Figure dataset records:

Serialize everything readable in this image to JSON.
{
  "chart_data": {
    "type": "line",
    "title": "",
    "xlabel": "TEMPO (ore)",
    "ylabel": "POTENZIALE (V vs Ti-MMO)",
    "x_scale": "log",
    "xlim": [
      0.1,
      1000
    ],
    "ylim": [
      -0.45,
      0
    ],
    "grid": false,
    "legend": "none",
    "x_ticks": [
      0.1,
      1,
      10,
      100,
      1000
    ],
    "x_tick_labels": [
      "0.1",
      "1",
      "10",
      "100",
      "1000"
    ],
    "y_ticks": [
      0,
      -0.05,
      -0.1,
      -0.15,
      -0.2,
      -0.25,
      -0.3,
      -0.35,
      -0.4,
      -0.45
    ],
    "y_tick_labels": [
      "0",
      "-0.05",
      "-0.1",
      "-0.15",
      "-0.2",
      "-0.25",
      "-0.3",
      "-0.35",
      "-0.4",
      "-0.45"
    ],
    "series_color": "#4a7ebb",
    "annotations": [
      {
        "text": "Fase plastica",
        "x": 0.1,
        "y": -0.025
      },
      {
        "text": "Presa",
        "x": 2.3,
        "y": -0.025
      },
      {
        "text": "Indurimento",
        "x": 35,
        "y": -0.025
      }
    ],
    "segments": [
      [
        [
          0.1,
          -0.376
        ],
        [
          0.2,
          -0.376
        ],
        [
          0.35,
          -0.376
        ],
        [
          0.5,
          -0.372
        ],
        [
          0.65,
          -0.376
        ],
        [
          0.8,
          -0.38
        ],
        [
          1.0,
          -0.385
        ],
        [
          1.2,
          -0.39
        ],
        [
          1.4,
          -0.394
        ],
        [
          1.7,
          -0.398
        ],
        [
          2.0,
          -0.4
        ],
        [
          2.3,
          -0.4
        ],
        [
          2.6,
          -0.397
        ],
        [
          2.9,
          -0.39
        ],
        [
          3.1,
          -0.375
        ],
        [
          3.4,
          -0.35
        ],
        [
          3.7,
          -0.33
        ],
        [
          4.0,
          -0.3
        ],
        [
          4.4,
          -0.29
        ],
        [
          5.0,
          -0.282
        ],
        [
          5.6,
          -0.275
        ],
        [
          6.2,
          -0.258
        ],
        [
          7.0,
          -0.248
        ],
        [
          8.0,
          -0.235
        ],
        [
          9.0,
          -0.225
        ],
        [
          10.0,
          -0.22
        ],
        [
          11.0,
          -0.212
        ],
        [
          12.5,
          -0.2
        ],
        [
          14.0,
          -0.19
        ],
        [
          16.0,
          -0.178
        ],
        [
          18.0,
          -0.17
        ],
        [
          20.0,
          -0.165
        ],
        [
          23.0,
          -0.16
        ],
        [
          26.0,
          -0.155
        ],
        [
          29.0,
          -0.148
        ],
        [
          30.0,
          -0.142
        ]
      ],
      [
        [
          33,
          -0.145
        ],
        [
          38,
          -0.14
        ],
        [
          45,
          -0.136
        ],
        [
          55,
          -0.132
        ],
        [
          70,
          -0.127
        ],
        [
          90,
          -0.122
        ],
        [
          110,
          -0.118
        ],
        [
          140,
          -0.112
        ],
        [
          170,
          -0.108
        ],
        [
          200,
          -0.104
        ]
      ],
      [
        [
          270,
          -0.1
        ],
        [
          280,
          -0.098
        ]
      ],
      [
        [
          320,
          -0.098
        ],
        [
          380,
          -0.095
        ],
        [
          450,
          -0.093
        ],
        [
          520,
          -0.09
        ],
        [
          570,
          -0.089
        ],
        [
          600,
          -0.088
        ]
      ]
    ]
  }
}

Task statement:
Take the data above and return it exactly.

Expected answer:
Serialize everything readable in this image to JSON.
{
  "chart_data": {
    "type": "line",
    "title": "",
    "xlabel": "TEMPO (ore)",
    "ylabel": "POTENZIALE (V vs Ti-MMO)",
    "x_scale": "log",
    "xlim": [
      0.1,
      1000
    ],
    "ylim": [
      -0.45,
      0
    ],
    "grid": false,
    "legend": "none",
    "x_ticks": [
      0.1,
      1,
      10,
      100,
      1000
    ],
    "x_tick_labels": [
      "0.1",
      "1",
      "10",
      "100",
      "1000"
    ],
    "y_ticks": [
      0,
      -0.05,
      -0.1,
      -0.15,
      -0.2,
      -0.25,
      -0.3,
      -0.35,
      -0.4,
      -0.45
    ],
    "y_tick_labels": [
      "0",
      "-0.05",
      "-0.1",
      "-0.15",
      "-0.2",
      "-0.25",
      "-0.3",
      "-0.35",
      "-0.4",
      "-0.45"
    ],
    "series_color": "#4a7ebb",
    "annotations": [
      {
        "text": "Fase plastica",
        "x": 0.1,
        "y": -0.025
      },
      {
        "text": "Presa",
        "x": 2.3,
        "y": -0.025
      },
      {
        "text": "Indurimento",
        "x": 35,
        "y": -0.025
      }
    ],
    "segments": [
      [
        [
          0.1,
          -0.376
        ],
        [
          0.2,
          -0.376
        ],
        [
          0.35,
          -0.376
        ],
        [
          0.5,
          -0.372
        ],
        [
          0.65,
          -0.376
        ],
        [
          0.8,
          -0.38
        ],
        [
          1.0,
          -0.385
        ],
        [
          1.2,
          -0.39
        ],
        [
          1.4,
          -0.394
        ],
        [
          1.7,
          -0.398
        ],
        [
          2.0,
          -0.4
        ],
        [
          2.3,
          -0.4
        ],
        [
          2.6,
          -0.397
        ],
        [
          2.9,
          -0.39
        ],
        [
          3.1,
          -0.375
        ],
        [
          3.4,
          -0.35
        ],
        [
          3.7,
          -0.33
        ],
        [
          4.0,
          -0.3
        ],
        [
          4.4,
          -0.29
        ],
        [
          5.0,
          -0.282
        ],
        [
          5.6,
          -0.275
        ],
        [
          6.2,
          -0.258
        ],
        [
          7.0,
          -0.248
        ],
        [
          8.0,
          -0.235
        ],
        [
          9.0,
          -0.225
        ],
        [
          10.0,
          -0.22
        ],
        [
          11.0,
          -0.212
        ],
        [
          12.5,
          -0.2
        ],
        [
          14.0,
          -0.19
        ],
        [
          16.0,
          -0.178
        ],
        [
          18.0,
          -0.17
        ],
        [
          20.0,
          -0.165
        ],
        [
          23.0,
          -0.16
        ],
        [
          26.0,
          -0.155
        ],
        [
          29.0,
          -0.148
        ],
        [
          30.0,
          -0.142
        ]
      ],
      [
        [
          33,
          -0.145
        ],
        [
          38,
          -0.14
        ],
        [
          45,
          -0.136
        ],
        [
          55,
          -0.132
        ],
        [
          70,
          -0.127
        ],
        [
          90,
          -0.122
        ],
        [
          110,
          -0.118
        ],
        [
          140,
          -0.112
        ],
        [
          170,
          -0.108
        ],
        [
          200,
          -0.104
        ]
      ],
      [
        [
          270,
          -0.1
        ],
        [
          280,
          -0.098
        ]
      ],
      [
        [
          320,
          -0.098
        ],
        [
          380,
          -0.095
        ],
        [
          450,
          -0.093
        ],
        [
          520,
          -0.09
        ],
        [
          570,
          -0.089
        ],
        [
          600,
          -0.088
        ]
      ]
    ]
  }
}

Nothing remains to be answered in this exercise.